### WHAT NEEDS TO BE DONE
Reproduce the passage on the Spiritualist Association of Great Britain word for word, keeping its heading and paragraph breaks.

### SOURCE EXTRACT
The Spiritualist Association of Great Britain (the SAGB) is a British spiritualist organisation. It was established on 10 July 1872.

==History==

The SAGB grew out of the Marylebone Spiritualist Association (founded 1872). The story of the association's early struggles "to propagate spiritual truths in the Marylebone area of London" is told in an SAGB publication, "One Hundred Years of Spiritualism", which also states that Queen Victoria allegedly held several séances after the death of the Prince Consort.

A famous and outspoken supporter of the SAGB was Arthur Conan Doyle, who (according to his obituary in the New York Times) in later years "often expressed a wish that he should be remembered for his psychic work rather than for his novels".

Serving the principles of the Spiritualist movement, and open to members and non-members alike, the SAGB offers rooms where the public, whether Spiritualist or not, may sit for readings with spirit mediums. Sunday services are free and include a public Demonstration of mediumship. Private 30-minute sittings are available daily during opening hours for a fee. They may be recorded if the client wishes. The nature of the sittings is strictly limited by a policy which states that the mediums are "to try to provide evidence of survival [of the spirit after death] and not to predict the future."

The library of the SAGB was named after the spiritualist William Crookes.

The SAGB's current headquarters is at the Victoria Charity Centre at 11 Belgrave Road, London.

### DATA TO EXAMINE
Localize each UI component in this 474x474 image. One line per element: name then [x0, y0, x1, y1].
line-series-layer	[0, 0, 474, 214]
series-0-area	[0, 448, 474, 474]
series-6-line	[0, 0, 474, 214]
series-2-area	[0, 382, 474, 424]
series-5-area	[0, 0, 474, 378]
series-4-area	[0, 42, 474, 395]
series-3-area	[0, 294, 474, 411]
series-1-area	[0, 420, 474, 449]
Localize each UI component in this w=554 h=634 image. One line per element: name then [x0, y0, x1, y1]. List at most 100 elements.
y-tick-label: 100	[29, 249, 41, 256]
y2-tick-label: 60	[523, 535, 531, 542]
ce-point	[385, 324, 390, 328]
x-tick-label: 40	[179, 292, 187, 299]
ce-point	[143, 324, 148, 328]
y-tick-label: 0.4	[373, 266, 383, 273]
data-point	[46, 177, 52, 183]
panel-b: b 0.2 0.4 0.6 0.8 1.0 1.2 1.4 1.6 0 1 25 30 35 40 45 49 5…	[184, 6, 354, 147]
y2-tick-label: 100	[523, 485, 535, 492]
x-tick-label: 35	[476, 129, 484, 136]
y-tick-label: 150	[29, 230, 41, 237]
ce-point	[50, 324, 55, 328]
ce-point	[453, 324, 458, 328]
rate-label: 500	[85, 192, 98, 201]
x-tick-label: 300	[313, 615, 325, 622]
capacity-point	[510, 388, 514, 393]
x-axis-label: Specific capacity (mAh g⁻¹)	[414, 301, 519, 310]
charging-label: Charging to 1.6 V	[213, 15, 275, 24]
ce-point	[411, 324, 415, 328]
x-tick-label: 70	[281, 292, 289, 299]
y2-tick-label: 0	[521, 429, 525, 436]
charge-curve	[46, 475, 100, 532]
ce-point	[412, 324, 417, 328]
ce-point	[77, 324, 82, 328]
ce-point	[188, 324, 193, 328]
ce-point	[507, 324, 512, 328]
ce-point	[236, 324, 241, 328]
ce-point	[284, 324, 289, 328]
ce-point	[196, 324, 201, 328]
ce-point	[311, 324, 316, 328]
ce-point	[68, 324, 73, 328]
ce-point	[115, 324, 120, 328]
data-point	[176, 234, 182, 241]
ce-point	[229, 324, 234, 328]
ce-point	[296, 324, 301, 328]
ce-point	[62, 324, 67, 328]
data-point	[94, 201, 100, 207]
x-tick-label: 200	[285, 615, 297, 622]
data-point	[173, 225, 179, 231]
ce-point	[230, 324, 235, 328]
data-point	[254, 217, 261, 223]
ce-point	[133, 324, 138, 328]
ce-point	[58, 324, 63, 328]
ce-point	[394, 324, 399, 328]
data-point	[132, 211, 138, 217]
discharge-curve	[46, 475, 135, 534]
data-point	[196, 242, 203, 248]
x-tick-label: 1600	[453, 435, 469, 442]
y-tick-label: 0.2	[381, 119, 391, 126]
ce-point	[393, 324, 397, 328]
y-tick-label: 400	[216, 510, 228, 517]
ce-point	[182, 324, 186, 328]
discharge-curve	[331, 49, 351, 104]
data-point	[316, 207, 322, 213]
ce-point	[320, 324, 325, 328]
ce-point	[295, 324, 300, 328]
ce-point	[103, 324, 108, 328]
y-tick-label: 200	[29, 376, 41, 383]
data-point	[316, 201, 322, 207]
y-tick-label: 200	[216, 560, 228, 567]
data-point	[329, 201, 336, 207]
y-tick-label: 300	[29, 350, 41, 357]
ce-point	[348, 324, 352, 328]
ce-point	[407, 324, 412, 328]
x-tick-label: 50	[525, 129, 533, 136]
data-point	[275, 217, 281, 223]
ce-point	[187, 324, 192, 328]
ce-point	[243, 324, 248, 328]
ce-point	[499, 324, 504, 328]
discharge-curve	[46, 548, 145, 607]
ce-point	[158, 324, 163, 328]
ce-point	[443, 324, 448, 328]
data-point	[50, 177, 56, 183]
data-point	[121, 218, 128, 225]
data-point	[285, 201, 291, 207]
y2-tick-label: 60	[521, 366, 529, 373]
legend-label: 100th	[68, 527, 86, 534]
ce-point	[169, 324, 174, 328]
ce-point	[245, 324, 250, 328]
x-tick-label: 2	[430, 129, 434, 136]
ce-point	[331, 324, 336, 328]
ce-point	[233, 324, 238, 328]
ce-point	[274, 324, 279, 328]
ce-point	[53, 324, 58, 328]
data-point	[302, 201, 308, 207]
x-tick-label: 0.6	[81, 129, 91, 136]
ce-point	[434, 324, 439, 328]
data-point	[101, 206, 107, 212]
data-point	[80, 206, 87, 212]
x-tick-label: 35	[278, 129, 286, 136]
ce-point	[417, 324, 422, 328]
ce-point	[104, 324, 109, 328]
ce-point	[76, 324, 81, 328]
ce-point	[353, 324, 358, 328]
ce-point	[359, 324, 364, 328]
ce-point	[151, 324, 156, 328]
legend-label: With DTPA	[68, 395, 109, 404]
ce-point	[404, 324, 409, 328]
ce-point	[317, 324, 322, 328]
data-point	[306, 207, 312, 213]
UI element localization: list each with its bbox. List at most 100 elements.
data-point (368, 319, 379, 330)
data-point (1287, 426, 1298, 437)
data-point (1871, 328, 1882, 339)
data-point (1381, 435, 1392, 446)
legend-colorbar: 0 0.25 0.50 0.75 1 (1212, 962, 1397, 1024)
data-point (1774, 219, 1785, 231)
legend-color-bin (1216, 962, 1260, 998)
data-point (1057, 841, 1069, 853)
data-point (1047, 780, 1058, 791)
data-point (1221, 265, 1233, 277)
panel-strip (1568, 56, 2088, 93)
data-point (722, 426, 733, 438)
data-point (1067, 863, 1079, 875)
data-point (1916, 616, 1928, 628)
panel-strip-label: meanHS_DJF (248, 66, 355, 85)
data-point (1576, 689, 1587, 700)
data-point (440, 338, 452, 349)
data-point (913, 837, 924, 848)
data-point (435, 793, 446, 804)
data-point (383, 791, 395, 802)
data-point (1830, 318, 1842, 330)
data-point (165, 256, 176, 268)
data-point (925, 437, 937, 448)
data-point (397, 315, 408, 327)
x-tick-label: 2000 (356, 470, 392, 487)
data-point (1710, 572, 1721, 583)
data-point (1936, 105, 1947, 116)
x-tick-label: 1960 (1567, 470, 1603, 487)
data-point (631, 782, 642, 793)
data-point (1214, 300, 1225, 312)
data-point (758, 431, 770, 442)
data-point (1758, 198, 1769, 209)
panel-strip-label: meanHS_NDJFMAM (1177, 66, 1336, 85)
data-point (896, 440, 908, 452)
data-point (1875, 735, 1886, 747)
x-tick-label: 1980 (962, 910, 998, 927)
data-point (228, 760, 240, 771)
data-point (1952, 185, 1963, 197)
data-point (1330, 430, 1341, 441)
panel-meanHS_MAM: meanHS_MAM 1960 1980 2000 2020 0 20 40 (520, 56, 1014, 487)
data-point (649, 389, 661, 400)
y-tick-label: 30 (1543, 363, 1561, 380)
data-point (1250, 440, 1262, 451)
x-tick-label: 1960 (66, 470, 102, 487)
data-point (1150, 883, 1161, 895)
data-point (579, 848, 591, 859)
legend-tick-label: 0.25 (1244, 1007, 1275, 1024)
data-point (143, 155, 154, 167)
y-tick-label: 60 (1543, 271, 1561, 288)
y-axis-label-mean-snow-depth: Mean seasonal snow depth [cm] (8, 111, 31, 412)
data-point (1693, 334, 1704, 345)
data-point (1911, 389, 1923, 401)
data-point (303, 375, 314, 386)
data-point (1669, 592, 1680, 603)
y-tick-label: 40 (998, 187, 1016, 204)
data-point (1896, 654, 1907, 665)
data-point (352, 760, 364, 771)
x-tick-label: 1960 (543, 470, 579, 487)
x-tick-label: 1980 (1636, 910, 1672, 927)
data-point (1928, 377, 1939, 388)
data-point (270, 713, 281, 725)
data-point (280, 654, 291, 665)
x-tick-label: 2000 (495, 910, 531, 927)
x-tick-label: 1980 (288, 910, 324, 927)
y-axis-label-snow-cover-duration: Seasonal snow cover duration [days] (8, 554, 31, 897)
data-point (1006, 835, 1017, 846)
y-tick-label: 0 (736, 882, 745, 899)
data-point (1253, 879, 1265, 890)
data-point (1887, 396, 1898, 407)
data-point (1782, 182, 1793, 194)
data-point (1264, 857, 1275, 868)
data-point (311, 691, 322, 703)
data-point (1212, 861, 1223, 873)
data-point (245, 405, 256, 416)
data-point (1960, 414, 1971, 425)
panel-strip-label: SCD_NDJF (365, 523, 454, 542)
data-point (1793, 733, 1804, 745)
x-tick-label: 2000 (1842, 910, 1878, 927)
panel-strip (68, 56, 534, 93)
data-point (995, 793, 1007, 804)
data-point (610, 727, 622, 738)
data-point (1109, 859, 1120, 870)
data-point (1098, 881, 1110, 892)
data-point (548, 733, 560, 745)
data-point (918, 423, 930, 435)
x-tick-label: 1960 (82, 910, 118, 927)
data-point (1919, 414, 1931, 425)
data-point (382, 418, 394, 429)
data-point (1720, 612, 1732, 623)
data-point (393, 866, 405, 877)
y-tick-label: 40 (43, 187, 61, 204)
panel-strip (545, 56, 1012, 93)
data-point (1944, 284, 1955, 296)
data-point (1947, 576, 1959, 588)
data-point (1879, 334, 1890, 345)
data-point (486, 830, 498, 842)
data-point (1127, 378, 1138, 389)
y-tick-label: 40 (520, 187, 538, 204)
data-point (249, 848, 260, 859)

### RESULT
The Spiritualist Association of Great Britain (the SAGB) is a British spiritualist organisation. It was established on 10 July 1872.

==History==

The SAGB grew out of the Marylebone Spiritualist Association (founded 1872). The story of the association's early struggles "to propagate spiritual truths in the Marylebone area of London" is told in an SAGB publication, "One Hundred Years of Spiritualism", which also states that Queen Victoria allegedly held several séances after the death of the Prince Consort.

A famous and outspoken supporter of the SAGB was Arthur Conan Doyle, who (according to his obituary in the New York Times) in later years "often expressed a wish that he should be remembered for his psychic work rather than for his novels".

Serving the principles of the Spiritualist movement, and open to members and non-members alike, the SAGB offers rooms where the public, whether Spiritualist or not, may sit for readings with spirit mediums. Sunday services are free and include a public Demonstration of mediumship. Private 30-minute sittings are available daily during opening hours for a fee. They may be recorded if the client wishes. The nature of the sittings is strictly limited by a policy which states that the mediums are "to try to provide evidence of survival [of the spirit after death] and not to predict the future."

The library of the SAGB was named after the spiritualist William Crookes.

The SAGB's current headquarters is at the Victoria Charity Centre at 11 Belgrave Road, London.